Entries taken from a collection:
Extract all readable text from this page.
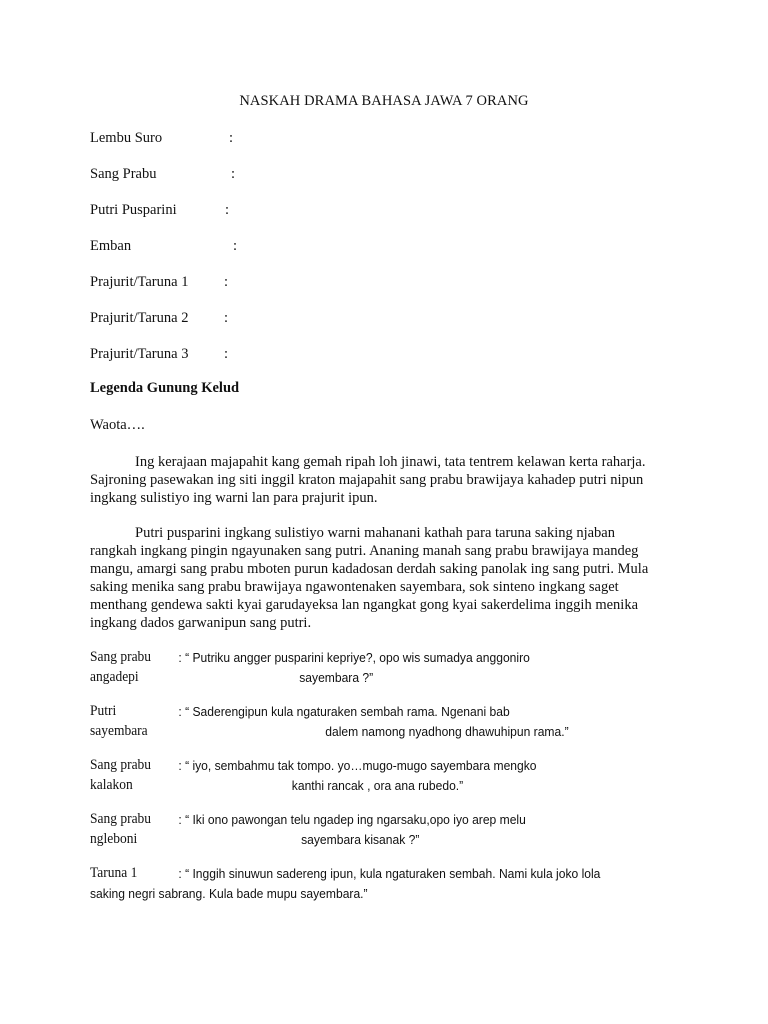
NASKAH DRAMA BAHASA JAWA 7 ORANG
Lembu Suro	:
Sang Prabu	:
Putri Pusparini	:
Emban	:
Prajurit/Taruna 1 :
Prajurit/Taruna 2 :
Prajurit/Taruna 3 :
Legenda Gunung Kelud
Waota….
Ing kerajaan majapahit kang gemah ripah loh jinawi, tata tentrem kelawan kerta raharja.
Sajroning pasewakan ing siti inggil kraton majapahit sang prabu brawijaya kahadep putri nipun
ingkang sulistiyo ing warni lan para prajurit ipun.
Putri pusparini ingkang sulistiyo warni mahanani kathah para taruna saking njaban
rangkah ingkang pingin ngayunaken sang putri. Ananing manah sang prabu brawijaya mandeg
mangu, amargi sang prabu mboten purun kadadosan derdah saking panolak ing sang putri. Mula
saking menika sang prabu brawijaya ngawontenaken sayembara, sok sinteno ingkang saget
menthang gendewa sakti kyai garudayeksa lan ngangkat gong kyai sakerdelima inggih menika
ingkang dados garwanipun sang putri.
Sang prabu
angadepi
: “ Putriku angger pusparini kepriye?, opo wis sumadya anggoniro
sayembara ?”
Putri
sayembara
: “ Saderengipun kula ngaturaken sembah rama. Ngenani bab
dalem namong nyadhong dhawuhipun rama.”
Sang prabu
kalakon
: “ iyo, sembahmu tak tompo. yo…mugo-mugo sayembara mengko
kanthi rancak , ora ana rubedo.”
Sang prabu
ngleboni
: “ Iki ono pawongan telu ngadep ing ngarsaku,opo iyo arep melu
sayembara kisanak ?”
Taruna 1	: “ Inggih sinuwun sadereng ipun, kula ngaturaken sembah. Nami kula joko lola
saking negri sabrang. Kula bade mupu sayembara.”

- _WHAT YOU NEED TO DO_: Leave the pictures out, and print every line of the listing exactly as written.

- _REPLY_:
Extract all readable text from this page.
NASKAH DRAMA BAHASA JAWA 7 ORANG
Lembu Suro	:
Sang Prabu	:
Putri Pusparini	:
Emban	:
Prajurit/Taruna 1 :
Prajurit/Taruna 2 :
Prajurit/Taruna 3 :
Legenda Gunung Kelud
Waota….
Ing kerajaan majapahit kang gemah ripah loh jinawi, tata tentrem kelawan kerta raharja.
Sajroning pasewakan ing siti inggil kraton majapahit sang prabu brawijaya kahadep putri nipun
ingkang sulistiyo ing warni lan para prajurit ipun.
Putri pusparini ingkang sulistiyo warni mahanani kathah para taruna saking njaban
rangkah ingkang pingin ngayunaken sang putri. Ananing manah sang prabu brawijaya mandeg
mangu, amargi sang prabu mboten purun kadadosan derdah saking panolak ing sang putri. Mula
saking menika sang prabu brawijaya ngawontenaken sayembara, sok sinteno ingkang saget
menthang gendewa sakti kyai garudayeksa lan ngangkat gong kyai sakerdelima inggih menika
ingkang dados garwanipun sang putri.
Sang prabu
angadepi
: “ Putriku angger pusparini kepriye?, opo wis sumadya anggoniro
sayembara ?”
Putri
sayembara
: “ Saderengipun kula ngaturaken sembah rama. Ngenani bab
dalem namong nyadhong dhawuhipun rama.”
Sang prabu
kalakon
: “ iyo, sembahmu tak tompo. yo…mugo-mugo sayembara mengko
kanthi rancak , ora ana rubedo.”
Sang prabu
ngleboni
: “ Iki ono pawongan telu ngadep ing ngarsaku,opo iyo arep melu
sayembara kisanak ?”
Taruna 1	: “ Inggih sinuwun sadereng ipun, kula ngaturaken sembah. Nami kula joko lola
saking negri sabrang. Kula bade mupu sayembara.”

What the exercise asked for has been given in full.